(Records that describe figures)
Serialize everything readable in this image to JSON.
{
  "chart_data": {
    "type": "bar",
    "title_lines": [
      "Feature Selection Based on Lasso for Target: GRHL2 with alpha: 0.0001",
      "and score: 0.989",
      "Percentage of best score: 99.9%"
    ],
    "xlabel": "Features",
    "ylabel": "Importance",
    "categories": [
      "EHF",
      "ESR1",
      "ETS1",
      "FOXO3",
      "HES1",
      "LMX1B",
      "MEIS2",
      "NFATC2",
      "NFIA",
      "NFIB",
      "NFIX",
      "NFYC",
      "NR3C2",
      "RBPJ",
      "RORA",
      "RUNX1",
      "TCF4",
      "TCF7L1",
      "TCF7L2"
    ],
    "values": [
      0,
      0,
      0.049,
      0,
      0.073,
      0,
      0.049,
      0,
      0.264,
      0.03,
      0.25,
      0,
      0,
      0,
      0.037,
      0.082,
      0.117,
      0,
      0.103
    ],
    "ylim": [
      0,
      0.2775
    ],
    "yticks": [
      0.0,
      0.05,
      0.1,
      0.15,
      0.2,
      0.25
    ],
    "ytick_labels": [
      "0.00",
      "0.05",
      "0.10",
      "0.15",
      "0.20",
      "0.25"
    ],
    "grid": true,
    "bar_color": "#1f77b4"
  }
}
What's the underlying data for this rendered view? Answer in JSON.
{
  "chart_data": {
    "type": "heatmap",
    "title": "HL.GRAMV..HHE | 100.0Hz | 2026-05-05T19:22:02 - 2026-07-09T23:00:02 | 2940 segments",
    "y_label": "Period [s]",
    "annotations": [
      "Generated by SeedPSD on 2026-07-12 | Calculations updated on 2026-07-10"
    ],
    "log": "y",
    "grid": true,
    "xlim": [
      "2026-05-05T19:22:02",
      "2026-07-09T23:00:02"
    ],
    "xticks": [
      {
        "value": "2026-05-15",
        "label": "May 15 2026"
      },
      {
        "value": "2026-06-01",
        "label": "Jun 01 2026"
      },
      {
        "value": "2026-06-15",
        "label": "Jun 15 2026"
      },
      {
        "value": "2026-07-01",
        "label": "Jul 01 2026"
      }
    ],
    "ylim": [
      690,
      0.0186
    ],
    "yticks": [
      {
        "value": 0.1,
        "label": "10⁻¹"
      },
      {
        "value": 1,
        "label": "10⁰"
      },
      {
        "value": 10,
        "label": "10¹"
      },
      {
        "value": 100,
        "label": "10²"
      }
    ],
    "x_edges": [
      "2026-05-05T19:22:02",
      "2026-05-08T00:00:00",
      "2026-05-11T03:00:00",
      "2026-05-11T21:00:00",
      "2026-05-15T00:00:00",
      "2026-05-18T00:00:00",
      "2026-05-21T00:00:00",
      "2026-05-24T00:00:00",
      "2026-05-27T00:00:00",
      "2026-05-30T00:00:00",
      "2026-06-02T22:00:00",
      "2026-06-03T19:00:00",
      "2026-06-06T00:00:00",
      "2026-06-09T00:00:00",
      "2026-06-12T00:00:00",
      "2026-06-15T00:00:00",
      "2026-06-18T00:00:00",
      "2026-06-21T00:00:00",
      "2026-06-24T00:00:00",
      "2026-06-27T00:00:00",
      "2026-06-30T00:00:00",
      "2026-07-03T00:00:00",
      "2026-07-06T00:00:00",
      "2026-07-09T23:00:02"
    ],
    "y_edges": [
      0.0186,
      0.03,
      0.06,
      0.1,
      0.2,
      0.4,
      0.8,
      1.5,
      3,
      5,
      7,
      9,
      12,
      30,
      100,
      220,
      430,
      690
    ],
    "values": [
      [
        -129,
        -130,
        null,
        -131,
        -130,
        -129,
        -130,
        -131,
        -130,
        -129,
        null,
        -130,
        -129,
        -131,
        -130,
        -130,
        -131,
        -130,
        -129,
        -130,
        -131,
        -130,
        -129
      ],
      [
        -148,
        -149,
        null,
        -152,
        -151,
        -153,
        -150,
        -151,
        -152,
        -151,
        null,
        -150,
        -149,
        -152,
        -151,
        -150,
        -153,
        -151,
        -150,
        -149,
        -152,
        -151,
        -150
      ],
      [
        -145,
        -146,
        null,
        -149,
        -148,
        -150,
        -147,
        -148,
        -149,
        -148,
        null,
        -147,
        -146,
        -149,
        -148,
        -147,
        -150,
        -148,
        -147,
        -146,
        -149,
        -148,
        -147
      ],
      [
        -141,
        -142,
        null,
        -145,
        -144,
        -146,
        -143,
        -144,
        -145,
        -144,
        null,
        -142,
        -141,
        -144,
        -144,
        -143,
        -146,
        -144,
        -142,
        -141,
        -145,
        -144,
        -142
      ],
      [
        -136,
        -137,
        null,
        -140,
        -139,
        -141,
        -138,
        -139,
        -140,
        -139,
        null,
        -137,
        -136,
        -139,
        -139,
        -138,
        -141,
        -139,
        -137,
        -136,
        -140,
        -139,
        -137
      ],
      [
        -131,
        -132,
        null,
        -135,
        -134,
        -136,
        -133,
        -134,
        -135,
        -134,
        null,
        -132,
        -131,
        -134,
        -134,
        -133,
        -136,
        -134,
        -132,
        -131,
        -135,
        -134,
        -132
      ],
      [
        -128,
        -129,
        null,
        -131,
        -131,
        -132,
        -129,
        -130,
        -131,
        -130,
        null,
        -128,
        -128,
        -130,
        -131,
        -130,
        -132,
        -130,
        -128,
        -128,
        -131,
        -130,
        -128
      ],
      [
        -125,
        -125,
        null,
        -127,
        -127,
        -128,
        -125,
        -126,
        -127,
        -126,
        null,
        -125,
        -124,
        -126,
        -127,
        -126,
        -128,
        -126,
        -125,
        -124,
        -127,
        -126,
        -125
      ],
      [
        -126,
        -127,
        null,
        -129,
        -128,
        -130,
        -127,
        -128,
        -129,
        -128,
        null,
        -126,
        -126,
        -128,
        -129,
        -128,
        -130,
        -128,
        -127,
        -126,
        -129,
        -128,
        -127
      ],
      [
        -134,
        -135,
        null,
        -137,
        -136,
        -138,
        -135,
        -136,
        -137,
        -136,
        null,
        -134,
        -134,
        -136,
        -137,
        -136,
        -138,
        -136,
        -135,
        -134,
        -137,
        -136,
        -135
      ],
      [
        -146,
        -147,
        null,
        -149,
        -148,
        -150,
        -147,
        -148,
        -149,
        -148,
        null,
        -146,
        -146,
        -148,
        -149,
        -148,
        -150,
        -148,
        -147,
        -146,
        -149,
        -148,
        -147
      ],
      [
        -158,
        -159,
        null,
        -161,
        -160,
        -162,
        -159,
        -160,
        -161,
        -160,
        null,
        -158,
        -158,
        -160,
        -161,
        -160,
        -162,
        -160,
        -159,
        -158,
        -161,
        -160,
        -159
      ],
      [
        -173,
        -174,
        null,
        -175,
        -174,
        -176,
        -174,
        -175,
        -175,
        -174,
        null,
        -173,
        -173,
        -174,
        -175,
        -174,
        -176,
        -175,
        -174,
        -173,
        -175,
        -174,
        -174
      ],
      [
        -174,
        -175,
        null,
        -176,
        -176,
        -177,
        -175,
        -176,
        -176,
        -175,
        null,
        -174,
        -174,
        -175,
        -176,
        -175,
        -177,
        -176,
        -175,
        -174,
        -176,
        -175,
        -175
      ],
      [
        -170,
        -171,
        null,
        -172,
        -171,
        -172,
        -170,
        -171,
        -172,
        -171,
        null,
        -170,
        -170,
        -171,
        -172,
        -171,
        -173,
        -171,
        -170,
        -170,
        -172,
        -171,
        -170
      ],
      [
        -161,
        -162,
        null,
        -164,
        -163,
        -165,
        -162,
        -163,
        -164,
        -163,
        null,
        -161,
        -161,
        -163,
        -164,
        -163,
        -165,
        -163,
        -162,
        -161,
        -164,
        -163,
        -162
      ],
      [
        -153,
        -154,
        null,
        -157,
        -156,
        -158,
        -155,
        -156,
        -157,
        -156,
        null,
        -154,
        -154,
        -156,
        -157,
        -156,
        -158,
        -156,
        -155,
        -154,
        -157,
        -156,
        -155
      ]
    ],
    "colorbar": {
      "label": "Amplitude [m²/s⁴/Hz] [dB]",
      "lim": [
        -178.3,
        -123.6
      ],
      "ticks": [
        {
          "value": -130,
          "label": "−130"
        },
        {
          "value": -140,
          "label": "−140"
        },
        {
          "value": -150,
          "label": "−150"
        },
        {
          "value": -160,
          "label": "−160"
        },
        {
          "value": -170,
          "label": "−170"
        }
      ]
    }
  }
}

■ What is asked ■
List all lines holding the string "score".

■ Task result ■
      "and score: 0.989",
      "Percentage of best score: 99.9%"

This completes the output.